> Directions for this task: Scan the entries below and report only how many lines contain "screenshot".

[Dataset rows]
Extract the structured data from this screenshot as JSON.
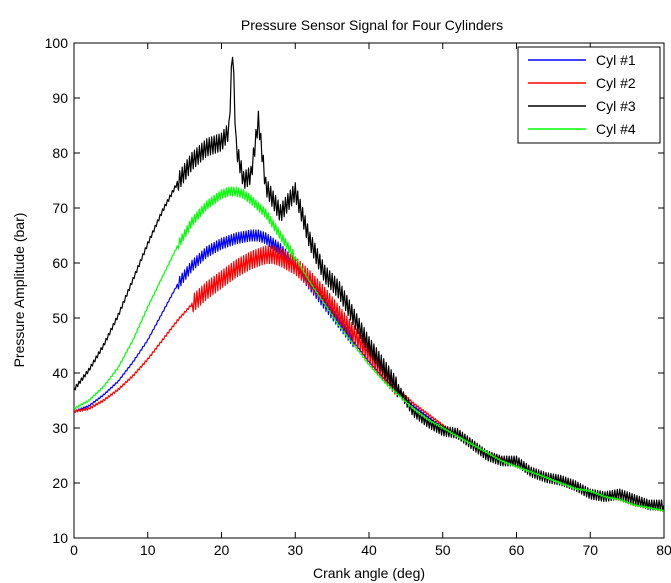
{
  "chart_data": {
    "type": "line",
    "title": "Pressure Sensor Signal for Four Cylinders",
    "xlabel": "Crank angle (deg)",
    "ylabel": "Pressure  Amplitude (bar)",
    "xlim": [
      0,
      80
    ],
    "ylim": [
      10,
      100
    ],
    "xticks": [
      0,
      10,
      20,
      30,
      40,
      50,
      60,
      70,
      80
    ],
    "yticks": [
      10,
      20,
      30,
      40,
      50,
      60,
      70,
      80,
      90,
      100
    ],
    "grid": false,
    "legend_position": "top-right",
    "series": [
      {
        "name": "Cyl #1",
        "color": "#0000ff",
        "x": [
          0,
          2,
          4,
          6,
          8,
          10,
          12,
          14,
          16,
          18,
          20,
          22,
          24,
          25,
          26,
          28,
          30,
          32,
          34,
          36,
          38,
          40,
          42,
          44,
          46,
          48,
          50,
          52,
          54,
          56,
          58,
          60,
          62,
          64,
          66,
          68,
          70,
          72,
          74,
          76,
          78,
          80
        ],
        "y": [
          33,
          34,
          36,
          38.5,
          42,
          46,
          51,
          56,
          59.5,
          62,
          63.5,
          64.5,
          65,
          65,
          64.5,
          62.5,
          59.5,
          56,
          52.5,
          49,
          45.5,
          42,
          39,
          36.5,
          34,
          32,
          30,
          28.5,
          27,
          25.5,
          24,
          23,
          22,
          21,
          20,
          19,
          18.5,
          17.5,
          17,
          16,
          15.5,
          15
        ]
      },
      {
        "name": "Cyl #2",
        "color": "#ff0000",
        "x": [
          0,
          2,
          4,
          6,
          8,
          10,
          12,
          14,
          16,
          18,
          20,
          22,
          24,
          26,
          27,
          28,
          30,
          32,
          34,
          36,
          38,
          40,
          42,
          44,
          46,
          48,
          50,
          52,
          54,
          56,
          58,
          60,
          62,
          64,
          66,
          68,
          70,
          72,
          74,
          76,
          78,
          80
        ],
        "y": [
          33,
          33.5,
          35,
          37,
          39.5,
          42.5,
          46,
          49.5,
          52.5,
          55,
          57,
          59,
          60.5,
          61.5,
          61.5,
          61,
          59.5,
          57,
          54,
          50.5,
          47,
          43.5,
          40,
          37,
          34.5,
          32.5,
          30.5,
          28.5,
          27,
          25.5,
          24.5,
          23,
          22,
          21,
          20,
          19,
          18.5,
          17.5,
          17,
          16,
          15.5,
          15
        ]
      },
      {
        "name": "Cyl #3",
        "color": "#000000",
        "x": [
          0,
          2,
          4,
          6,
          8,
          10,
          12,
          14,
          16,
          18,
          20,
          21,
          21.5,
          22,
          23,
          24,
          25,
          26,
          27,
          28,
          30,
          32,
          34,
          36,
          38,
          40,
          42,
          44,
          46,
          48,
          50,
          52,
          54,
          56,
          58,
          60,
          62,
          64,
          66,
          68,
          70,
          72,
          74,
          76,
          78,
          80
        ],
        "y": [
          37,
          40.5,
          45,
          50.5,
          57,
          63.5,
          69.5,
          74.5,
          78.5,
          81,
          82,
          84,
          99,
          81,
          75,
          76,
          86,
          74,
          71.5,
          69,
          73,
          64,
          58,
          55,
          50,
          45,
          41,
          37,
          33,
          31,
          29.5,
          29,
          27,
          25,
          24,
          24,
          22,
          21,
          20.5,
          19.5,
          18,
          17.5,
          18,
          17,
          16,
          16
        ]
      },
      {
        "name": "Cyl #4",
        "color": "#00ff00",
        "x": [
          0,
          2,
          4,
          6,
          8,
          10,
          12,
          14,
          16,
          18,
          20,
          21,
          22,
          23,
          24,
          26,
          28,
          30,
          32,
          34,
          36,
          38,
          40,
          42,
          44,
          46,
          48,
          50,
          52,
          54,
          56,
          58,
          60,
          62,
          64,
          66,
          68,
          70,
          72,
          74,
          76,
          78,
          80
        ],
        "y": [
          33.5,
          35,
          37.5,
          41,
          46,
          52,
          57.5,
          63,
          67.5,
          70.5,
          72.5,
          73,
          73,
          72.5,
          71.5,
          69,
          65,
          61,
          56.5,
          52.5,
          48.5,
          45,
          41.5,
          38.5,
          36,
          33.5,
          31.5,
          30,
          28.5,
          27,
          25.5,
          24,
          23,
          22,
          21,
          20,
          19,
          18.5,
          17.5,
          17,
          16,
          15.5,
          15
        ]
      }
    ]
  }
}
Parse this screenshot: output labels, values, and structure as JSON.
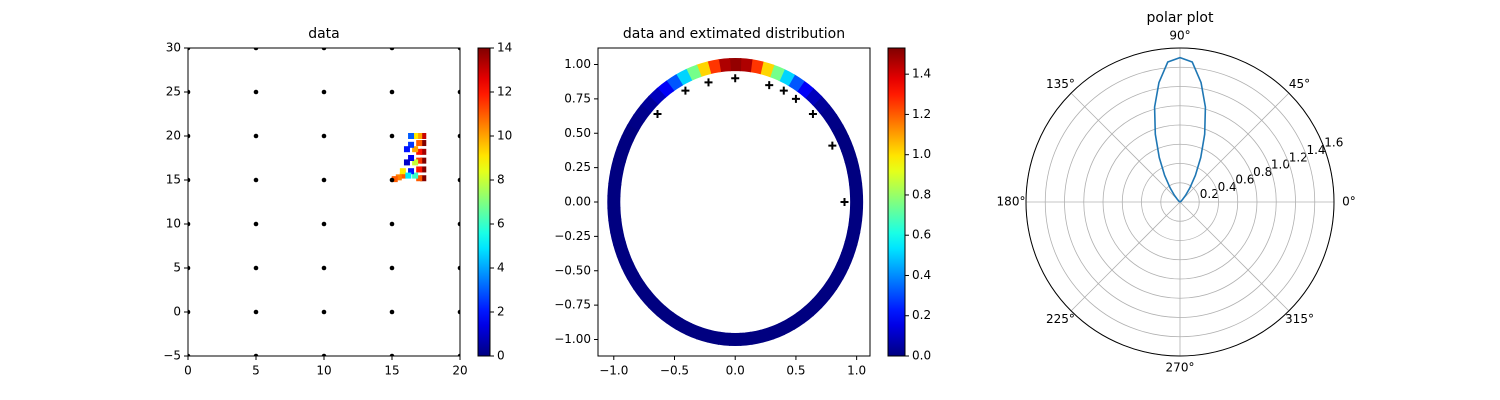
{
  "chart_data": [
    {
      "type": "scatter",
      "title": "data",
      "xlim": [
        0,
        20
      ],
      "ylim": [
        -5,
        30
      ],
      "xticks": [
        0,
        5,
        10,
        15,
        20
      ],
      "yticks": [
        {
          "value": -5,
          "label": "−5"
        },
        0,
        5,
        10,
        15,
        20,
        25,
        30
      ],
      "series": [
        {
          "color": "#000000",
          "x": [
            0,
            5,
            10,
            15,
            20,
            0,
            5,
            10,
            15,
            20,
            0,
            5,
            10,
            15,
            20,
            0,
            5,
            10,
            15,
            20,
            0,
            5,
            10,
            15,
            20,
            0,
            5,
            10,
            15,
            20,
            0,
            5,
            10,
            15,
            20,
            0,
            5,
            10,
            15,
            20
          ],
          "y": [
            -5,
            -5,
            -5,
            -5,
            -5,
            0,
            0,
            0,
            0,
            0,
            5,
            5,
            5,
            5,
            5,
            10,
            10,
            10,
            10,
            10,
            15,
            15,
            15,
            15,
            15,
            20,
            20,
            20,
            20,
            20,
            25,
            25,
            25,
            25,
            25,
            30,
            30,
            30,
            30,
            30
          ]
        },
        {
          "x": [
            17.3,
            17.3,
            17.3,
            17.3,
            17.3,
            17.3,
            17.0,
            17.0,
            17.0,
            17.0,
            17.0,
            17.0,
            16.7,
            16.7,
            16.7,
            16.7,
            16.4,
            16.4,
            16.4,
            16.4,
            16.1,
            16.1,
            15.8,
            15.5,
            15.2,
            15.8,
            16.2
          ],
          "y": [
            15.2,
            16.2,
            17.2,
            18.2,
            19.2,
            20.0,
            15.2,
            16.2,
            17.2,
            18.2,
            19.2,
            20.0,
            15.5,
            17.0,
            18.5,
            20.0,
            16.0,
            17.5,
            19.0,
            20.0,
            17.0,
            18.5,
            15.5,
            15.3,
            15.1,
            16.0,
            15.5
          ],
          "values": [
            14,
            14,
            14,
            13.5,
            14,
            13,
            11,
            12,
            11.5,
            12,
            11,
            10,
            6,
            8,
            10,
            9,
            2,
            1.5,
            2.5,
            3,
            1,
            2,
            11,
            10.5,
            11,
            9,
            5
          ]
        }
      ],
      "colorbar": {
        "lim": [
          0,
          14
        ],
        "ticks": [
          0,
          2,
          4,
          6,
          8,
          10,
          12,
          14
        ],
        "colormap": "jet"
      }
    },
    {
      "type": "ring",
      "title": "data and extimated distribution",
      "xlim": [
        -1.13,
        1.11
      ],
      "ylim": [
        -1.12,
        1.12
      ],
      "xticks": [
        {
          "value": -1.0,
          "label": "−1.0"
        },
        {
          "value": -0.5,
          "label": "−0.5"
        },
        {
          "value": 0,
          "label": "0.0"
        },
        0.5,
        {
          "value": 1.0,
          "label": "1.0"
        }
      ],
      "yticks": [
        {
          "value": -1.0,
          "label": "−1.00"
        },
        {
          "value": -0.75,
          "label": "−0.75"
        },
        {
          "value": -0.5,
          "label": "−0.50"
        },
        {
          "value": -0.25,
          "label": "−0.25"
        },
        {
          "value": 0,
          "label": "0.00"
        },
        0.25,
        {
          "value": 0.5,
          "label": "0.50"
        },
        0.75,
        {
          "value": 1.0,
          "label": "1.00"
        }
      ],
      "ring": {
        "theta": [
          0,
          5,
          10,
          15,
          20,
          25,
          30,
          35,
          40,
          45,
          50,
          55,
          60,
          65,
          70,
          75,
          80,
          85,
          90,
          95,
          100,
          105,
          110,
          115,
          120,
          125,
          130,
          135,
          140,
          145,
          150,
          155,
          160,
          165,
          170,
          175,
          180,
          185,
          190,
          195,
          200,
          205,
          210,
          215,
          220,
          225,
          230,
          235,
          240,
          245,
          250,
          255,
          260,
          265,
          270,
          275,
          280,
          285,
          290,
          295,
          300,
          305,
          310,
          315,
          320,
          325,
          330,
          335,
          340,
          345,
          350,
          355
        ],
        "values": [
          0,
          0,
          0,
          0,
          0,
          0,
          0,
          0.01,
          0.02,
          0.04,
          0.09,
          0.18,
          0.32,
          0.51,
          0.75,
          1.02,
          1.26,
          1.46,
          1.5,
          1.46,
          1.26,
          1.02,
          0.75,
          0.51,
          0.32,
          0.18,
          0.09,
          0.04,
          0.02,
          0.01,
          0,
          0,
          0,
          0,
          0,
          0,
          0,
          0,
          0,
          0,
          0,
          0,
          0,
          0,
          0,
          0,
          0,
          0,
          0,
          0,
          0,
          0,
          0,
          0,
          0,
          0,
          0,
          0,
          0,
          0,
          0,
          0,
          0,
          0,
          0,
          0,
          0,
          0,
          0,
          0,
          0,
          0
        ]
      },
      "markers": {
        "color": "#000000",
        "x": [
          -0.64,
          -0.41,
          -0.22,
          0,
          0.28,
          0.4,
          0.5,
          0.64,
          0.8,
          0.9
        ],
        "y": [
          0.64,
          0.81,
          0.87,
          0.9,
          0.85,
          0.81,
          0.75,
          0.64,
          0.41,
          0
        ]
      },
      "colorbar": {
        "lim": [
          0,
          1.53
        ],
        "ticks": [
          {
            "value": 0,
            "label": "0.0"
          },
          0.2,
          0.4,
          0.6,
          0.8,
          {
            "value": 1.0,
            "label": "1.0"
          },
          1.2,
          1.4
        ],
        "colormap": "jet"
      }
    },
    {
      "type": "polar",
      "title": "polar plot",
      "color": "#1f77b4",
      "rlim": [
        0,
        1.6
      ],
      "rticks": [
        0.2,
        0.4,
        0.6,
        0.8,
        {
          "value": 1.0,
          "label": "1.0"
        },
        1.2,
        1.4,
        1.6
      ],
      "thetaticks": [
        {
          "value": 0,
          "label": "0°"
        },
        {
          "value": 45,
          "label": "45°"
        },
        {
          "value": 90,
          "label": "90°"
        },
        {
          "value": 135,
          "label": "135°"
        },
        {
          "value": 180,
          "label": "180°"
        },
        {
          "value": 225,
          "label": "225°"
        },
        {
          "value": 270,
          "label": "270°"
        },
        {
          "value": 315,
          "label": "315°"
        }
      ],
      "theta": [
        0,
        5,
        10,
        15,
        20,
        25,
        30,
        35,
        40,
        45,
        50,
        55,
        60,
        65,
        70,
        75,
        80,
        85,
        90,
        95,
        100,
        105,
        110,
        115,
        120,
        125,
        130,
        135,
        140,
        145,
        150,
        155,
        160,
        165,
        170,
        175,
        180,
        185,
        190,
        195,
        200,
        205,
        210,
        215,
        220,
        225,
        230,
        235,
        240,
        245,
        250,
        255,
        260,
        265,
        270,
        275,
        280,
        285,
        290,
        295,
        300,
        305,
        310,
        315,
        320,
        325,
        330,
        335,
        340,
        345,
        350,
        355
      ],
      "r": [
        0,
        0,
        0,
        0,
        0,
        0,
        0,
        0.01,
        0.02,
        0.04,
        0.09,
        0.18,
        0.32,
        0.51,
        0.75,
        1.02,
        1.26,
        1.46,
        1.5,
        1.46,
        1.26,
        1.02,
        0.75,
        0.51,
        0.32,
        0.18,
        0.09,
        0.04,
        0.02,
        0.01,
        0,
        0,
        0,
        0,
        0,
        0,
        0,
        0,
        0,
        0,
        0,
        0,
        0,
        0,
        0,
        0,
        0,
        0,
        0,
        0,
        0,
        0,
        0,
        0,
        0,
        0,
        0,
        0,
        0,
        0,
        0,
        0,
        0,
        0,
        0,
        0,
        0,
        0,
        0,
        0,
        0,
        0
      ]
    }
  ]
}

> Solution for this exercise: 2